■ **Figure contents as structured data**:

___

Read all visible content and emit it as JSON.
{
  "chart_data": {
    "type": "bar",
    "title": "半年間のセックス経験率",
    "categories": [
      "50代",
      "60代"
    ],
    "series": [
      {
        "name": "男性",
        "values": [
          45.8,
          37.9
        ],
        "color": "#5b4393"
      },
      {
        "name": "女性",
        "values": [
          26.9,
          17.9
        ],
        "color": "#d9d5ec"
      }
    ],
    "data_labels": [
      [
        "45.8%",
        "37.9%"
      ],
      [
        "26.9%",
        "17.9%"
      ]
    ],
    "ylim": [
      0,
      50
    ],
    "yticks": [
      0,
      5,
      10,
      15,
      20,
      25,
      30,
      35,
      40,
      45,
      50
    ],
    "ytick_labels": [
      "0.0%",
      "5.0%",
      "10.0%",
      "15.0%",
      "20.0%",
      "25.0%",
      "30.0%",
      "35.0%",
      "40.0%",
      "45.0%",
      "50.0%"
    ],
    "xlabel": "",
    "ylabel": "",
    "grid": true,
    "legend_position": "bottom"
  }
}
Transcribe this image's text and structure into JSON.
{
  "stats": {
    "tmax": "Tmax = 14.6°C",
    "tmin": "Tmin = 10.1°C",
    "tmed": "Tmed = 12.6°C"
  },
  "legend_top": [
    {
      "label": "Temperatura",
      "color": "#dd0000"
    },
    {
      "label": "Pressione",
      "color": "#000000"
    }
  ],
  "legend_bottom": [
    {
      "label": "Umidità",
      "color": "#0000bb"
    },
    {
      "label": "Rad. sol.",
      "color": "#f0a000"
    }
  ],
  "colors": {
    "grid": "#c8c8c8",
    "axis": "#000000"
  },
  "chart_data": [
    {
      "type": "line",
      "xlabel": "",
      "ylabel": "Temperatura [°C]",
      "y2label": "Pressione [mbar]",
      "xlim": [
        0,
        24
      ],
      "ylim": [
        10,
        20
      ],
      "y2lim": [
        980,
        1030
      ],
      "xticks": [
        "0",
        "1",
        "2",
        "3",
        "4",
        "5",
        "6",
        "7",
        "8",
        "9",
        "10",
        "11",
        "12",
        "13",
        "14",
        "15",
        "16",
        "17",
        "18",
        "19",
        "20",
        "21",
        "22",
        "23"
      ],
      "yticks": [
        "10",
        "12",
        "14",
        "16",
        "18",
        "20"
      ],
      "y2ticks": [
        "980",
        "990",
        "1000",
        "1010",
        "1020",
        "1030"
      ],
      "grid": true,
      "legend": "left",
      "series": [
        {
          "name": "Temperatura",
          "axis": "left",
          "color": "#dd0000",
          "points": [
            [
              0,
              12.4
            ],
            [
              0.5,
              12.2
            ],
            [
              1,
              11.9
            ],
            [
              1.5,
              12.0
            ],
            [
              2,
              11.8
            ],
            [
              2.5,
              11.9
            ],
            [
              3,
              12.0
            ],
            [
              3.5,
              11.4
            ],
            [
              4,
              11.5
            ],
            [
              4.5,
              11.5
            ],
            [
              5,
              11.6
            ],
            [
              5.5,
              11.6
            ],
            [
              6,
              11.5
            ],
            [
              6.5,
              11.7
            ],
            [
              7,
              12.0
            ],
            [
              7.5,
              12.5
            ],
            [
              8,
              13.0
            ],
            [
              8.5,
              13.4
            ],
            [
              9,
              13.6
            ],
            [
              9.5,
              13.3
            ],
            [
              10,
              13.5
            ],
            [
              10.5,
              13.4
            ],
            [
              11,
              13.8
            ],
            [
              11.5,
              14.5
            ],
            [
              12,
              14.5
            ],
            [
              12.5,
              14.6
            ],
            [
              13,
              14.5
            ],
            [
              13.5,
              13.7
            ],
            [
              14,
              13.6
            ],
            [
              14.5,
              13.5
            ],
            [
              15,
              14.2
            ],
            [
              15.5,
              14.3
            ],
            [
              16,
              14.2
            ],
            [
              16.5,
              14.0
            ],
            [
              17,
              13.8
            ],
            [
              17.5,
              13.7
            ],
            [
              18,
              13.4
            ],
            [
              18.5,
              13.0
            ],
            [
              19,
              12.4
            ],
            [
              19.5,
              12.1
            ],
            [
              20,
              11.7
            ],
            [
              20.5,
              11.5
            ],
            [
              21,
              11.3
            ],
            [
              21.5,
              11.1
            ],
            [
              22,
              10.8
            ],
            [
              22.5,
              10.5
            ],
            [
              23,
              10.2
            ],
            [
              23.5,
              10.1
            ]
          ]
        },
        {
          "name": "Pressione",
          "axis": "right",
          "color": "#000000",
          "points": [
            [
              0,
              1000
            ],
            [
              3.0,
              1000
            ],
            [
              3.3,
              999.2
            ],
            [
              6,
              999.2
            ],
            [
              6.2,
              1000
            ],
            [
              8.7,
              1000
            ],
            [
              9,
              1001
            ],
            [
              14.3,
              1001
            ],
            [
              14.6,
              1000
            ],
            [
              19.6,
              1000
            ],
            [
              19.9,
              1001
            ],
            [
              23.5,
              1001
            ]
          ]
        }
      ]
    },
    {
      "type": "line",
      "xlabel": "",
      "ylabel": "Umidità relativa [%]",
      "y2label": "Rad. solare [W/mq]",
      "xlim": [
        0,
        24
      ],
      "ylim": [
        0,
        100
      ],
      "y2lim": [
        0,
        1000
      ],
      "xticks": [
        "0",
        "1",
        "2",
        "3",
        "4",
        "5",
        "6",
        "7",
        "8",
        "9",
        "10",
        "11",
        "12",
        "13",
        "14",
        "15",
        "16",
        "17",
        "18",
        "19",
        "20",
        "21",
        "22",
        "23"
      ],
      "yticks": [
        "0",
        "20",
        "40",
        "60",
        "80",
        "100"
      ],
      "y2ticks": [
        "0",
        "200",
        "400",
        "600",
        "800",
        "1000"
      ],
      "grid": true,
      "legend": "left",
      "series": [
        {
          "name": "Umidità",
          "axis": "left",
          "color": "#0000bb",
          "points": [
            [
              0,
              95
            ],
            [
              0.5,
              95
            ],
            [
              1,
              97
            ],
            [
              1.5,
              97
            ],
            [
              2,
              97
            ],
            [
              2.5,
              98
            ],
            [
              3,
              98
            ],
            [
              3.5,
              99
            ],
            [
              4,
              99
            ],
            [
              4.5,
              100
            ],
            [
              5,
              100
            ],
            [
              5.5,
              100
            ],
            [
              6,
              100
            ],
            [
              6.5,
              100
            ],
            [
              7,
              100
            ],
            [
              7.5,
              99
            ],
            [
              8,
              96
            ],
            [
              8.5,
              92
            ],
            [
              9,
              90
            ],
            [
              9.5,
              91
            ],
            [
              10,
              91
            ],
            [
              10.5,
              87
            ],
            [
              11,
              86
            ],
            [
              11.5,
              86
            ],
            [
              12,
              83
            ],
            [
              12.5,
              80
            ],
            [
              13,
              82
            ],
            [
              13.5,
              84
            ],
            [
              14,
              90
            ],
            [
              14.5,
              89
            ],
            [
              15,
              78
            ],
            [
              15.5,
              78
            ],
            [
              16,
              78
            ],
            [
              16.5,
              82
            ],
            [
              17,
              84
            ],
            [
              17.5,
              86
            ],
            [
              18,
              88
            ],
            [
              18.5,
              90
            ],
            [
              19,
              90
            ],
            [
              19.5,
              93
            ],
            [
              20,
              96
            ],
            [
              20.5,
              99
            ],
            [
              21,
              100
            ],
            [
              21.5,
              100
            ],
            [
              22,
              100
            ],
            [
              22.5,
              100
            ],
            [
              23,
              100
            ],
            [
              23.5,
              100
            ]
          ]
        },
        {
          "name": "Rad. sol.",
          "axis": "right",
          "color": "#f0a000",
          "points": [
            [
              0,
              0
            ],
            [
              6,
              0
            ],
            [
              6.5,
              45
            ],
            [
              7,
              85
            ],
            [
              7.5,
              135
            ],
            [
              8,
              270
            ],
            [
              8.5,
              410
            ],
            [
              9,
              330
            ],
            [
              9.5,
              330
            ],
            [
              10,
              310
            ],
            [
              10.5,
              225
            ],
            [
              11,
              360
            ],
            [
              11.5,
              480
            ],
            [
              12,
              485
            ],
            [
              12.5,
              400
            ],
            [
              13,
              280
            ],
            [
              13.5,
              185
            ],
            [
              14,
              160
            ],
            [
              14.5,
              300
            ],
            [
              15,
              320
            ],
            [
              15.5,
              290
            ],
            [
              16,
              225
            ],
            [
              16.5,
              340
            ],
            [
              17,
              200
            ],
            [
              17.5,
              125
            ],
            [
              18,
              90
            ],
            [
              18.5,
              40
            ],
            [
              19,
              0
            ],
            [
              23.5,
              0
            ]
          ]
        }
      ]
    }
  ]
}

___

■ **Exercise brief**: Say, as a single number and nothing more, how many lines of the entries contain the word "name".

■ **Answer to this task**: 6